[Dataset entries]
++++++
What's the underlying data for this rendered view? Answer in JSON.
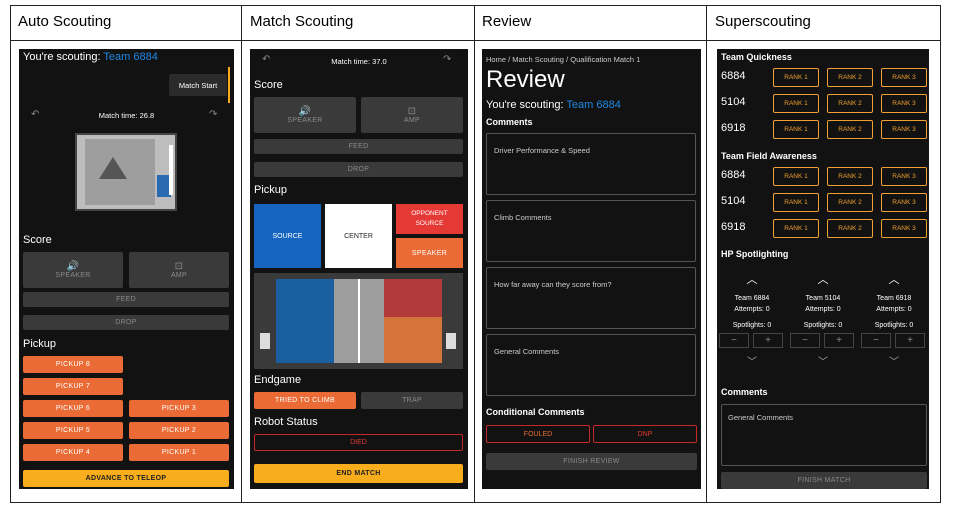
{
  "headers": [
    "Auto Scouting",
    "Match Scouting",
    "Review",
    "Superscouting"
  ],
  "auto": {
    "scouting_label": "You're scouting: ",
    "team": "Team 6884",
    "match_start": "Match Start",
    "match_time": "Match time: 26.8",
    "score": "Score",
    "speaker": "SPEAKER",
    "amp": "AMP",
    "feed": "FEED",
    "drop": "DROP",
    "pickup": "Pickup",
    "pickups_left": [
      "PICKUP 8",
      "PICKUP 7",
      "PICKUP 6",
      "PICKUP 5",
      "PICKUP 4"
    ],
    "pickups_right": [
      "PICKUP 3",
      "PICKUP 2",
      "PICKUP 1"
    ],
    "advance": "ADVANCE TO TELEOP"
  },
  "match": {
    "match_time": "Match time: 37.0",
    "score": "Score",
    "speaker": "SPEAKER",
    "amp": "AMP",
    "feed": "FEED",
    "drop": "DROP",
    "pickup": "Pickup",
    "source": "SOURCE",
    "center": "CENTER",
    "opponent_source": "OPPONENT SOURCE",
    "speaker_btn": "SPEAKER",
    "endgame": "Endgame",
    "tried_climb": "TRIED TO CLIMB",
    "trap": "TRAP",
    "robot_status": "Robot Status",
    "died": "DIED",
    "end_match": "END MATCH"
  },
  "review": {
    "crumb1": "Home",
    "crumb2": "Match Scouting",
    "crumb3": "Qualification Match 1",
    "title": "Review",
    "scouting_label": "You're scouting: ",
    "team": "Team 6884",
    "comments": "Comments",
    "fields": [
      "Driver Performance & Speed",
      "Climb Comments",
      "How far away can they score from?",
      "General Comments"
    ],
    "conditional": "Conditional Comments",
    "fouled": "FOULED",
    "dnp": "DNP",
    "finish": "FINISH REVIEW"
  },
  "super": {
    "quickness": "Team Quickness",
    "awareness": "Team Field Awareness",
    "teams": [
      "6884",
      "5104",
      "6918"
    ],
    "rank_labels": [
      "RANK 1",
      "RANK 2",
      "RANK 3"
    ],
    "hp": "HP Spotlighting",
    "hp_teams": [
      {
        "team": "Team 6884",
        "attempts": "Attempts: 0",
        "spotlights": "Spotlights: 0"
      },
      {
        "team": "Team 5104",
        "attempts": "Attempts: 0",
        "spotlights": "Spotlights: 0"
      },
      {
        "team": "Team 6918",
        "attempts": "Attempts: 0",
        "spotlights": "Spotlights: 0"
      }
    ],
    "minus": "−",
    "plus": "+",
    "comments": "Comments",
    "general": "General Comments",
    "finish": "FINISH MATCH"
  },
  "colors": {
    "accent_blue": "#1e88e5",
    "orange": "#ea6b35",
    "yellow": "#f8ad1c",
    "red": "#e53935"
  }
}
++++++
• Task requirements: Exclude the images, then output the data above word for word.

• Reply:
What's the underlying data for this rendered view? Answer in JSON.
{
  "headers": [
    "Auto Scouting",
    "Match Scouting",
    "Review",
    "Superscouting"
  ],
  "auto": {
    "scouting_label": "You're scouting: ",
    "team": "Team 6884",
    "match_start": "Match Start",
    "match_time": "Match time: 26.8",
    "score": "Score",
    "speaker": "SPEAKER",
    "amp": "AMP",
    "feed": "FEED",
    "drop": "DROP",
    "pickup": "Pickup",
    "pickups_left": [
      "PICKUP 8",
      "PICKUP 7",
      "PICKUP 6",
      "PICKUP 5",
      "PICKUP 4"
    ],
    "pickups_right": [
      "PICKUP 3",
      "PICKUP 2",
      "PICKUP 1"
    ],
    "advance": "ADVANCE TO TELEOP"
  },
  "match": {
    "match_time": "Match time: 37.0",
    "score": "Score",
    "speaker": "SPEAKER",
    "amp": "AMP",
    "feed": "FEED",
    "drop": "DROP",
    "pickup": "Pickup",
    "source": "SOURCE",
    "center": "CENTER",
    "opponent_source": "OPPONENT SOURCE",
    "speaker_btn": "SPEAKER",
    "endgame": "Endgame",
    "tried_climb": "TRIED TO CLIMB",
    "trap": "TRAP",
    "robot_status": "Robot Status",
    "died": "DIED",
    "end_match": "END MATCH"
  },
  "review": {
    "crumb1": "Home",
    "crumb2": "Match Scouting",
    "crumb3": "Qualification Match 1",
    "title": "Review",
    "scouting_label": "You're scouting: ",
    "team": "Team 6884",
    "comments": "Comments",
    "fields": [
      "Driver Performance & Speed",
      "Climb Comments",
      "How far away can they score from?",
      "General Comments"
    ],
    "conditional": "Conditional Comments",
    "fouled": "FOULED",
    "dnp": "DNP",
    "finish": "FINISH REVIEW"
  },
  "super": {
    "quickness": "Team Quickness",
    "awareness": "Team Field Awareness",
    "teams": [
      "6884",
      "5104",
      "6918"
    ],
    "rank_labels": [
      "RANK 1",
      "RANK 2",
      "RANK 3"
    ],
    "hp": "HP Spotlighting",
    "hp_teams": [
      {
        "team": "Team 6884",
        "attempts": "Attempts: 0",
        "spotlights": "Spotlights: 0"
      },
      {
        "team": "Team 5104",
        "attempts": "Attempts: 0",
        "spotlights": "Spotlights: 0"
      },
      {
        "team": "Team 6918",
        "attempts": "Attempts: 0",
        "spotlights": "Spotlights: 0"
      }
    ],
    "minus": "−",
    "plus": "+",
    "comments": "Comments",
    "general": "General Comments",
    "finish": "FINISH MATCH"
  },
  "colors": {
    "accent_blue": "#1e88e5",
    "orange": "#ea6b35",
    "yellow": "#f8ad1c",
    "red": "#e53935"
  }
}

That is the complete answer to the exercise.